Task to complete:
Will you output the entries below exactly, skipping every image they contain?

::::::::::

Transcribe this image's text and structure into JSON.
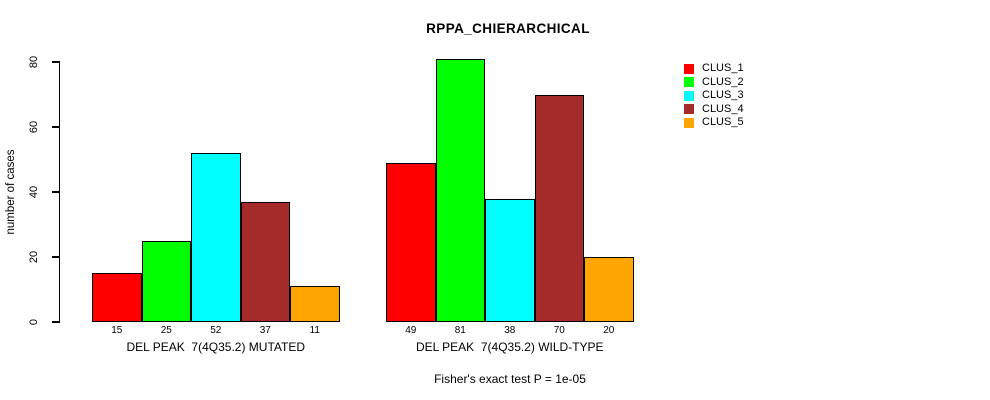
{
  "chart_data": {
    "type": "bar",
    "title": "RPPA_CHIERARCHICAL",
    "ylabel": "number of cases",
    "xlabel": "",
    "ylim": [
      0,
      81
    ],
    "yticks": [
      0,
      20,
      40,
      60,
      80
    ],
    "grid": false,
    "legend_position": "right",
    "categories": [
      "DEL PEAK  7(4Q35.2) MUTATED",
      "DEL PEAK  7(4Q35.2) WILD-TYPE"
    ],
    "series": [
      {
        "name": "CLUS_1",
        "color": "#FF0000",
        "values": [
          15,
          49
        ]
      },
      {
        "name": "CLUS_2",
        "color": "#00FF00",
        "values": [
          25,
          81
        ]
      },
      {
        "name": "CLUS_3",
        "color": "#00FFFF",
        "values": [
          52,
          38
        ]
      },
      {
        "name": "CLUS_4",
        "color": "#A52A2A",
        "values": [
          37,
          70
        ]
      },
      {
        "name": "CLUS_5",
        "color": "#FFA500",
        "values": [
          11,
          20
        ]
      }
    ],
    "bar_value_labels": [
      [
        15,
        25,
        52,
        37,
        11
      ],
      [
        49,
        81,
        38,
        70,
        20
      ]
    ],
    "annotation": "Fisher's exact test P = 1e-05"
  },
  "colors": {
    "background": "#FFFFFF",
    "axis": "#000000",
    "bar_border": "#000000"
  }
}
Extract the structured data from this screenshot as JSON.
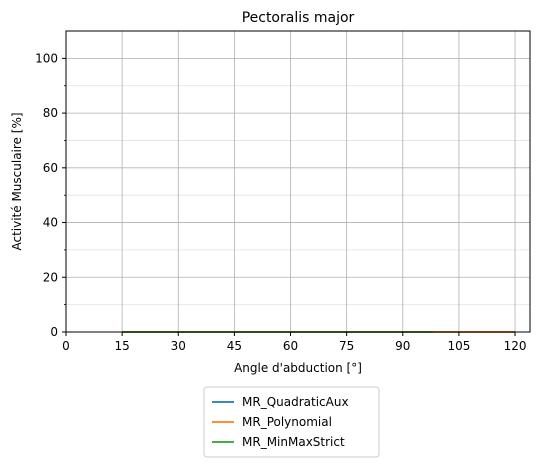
{
  "chart_data": {
    "type": "line",
    "title": "Pectoralis major",
    "xlabel": "Angle d'abduction [°]",
    "ylabel": "Activité Musculaire [%]",
    "xlim": [
      0,
      124
    ],
    "ylim": [
      0,
      110
    ],
    "xticks": [
      0,
      15,
      30,
      45,
      60,
      75,
      90,
      105,
      120
    ],
    "yticks": [
      0,
      20,
      40,
      60,
      80,
      100
    ],
    "grid": true,
    "minor_y_grid": true,
    "legend_position": "below",
    "series": [
      {
        "name": "MR_QuadraticAux",
        "color": "#1f77b4",
        "x": [
          15,
          120
        ],
        "y": [
          0,
          0
        ]
      },
      {
        "name": "MR_Polynomial",
        "color": "#ff7f0e",
        "x": [
          15,
          120
        ],
        "y": [
          0,
          0
        ]
      },
      {
        "name": "MR_MinMaxStrict",
        "color": "#2ca02c",
        "x": [
          15,
          98
        ],
        "y": [
          0,
          0
        ]
      }
    ]
  }
}
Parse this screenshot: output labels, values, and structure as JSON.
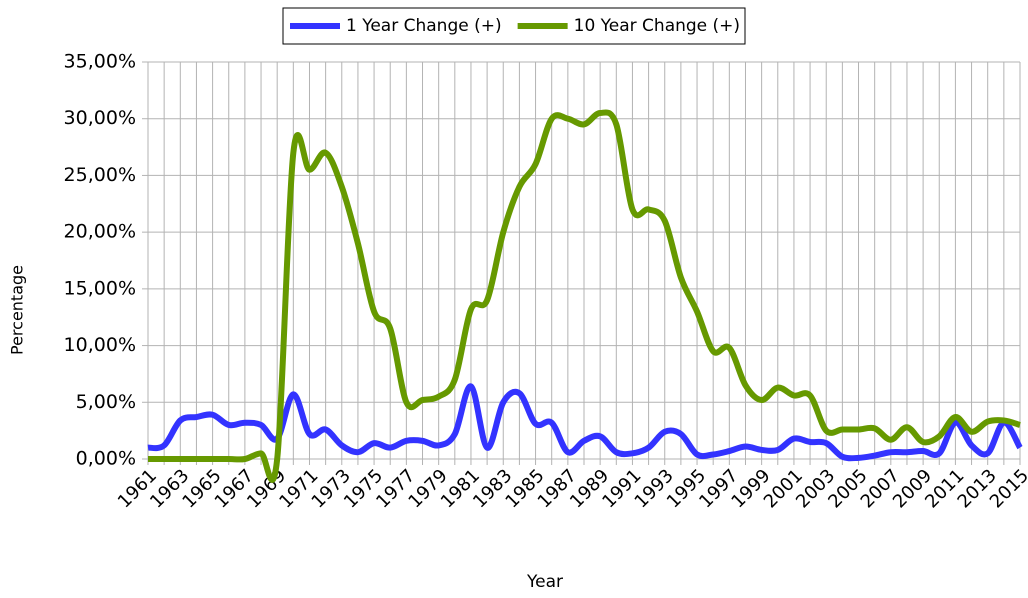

::::::::::

Full answer:
Transcribe this image's text and structure into JSON.
{
  "chart_data": {
    "type": "bar",
    "title": "RPPA_CHIERARCHICAL",
    "ylabel": "number of cases",
    "xlabel": "",
    "ylim": [
      0,
      81
    ],
    "yticks": [
      0,
      20,
      40,
      60,
      80
    ],
    "grid": false,
    "legend_position": "right",
    "categories": [
      "DEL PEAK  7(4Q35.2) MUTATED",
      "DEL PEAK  7(4Q35.2) WILD-TYPE"
    ],
    "series": [
      {
        "name": "CLUS_1",
        "color": "#FF0000",
        "values": [
          15,
          49
        ]
      },
      {
        "name": "CLUS_2",
        "color": "#00FF00",
        "values": [
          25,
          81
        ]
      },
      {
        "name": "CLUS_3",
        "color": "#00FFFF",
        "values": [
          52,
          38
        ]
      },
      {
        "name": "CLUS_4",
        "color": "#A52A2A",
        "values": [
          37,
          70
        ]
      },
      {
        "name": "CLUS_5",
        "color": "#FFA500",
        "values": [
          11,
          20
        ]
      }
    ],
    "bar_value_labels": [
      [
        15,
        25,
        52,
        37,
        11
      ],
      [
        49,
        81,
        38,
        70,
        20
      ]
    ],
    "annotation": "Fisher's exact test P = 1e-05"
  },
  "colors": {
    "background": "#FFFFFF",
    "axis": "#000000",
    "bar_border": "#000000"
  }
}
Extract the structured data from this screenshot as JSON.
{
  "chart_data": {
    "type": "line",
    "title": "Pectoralis major",
    "xlabel": "Angle d'abduction [°]",
    "ylabel": "Activité Musculaire [%]",
    "xlim": [
      0,
      124
    ],
    "ylim": [
      0,
      110
    ],
    "xticks": [
      0,
      15,
      30,
      45,
      60,
      75,
      90,
      105,
      120
    ],
    "yticks": [
      0,
      20,
      40,
      60,
      80,
      100
    ],
    "grid": true,
    "minor_y_grid": true,
    "legend_position": "below",
    "series": [
      {
        "name": "MR_QuadraticAux",
        "color": "#1f77b4",
        "x": [
          15,
          120
        ],
        "y": [
          0,
          0
        ]
      },
      {
        "name": "MR_Polynomial",
        "color": "#ff7f0e",
        "x": [
          15,
          120
        ],
        "y": [
          0,
          0
        ]
      },
      {
        "name": "MR_MinMaxStrict",
        "color": "#2ca02c",
        "x": [
          15,
          98
        ],
        "y": [
          0,
          0
        ]
      }
    ]
  }
}
Parse this screenshot: output labels, values, and structure as JSON.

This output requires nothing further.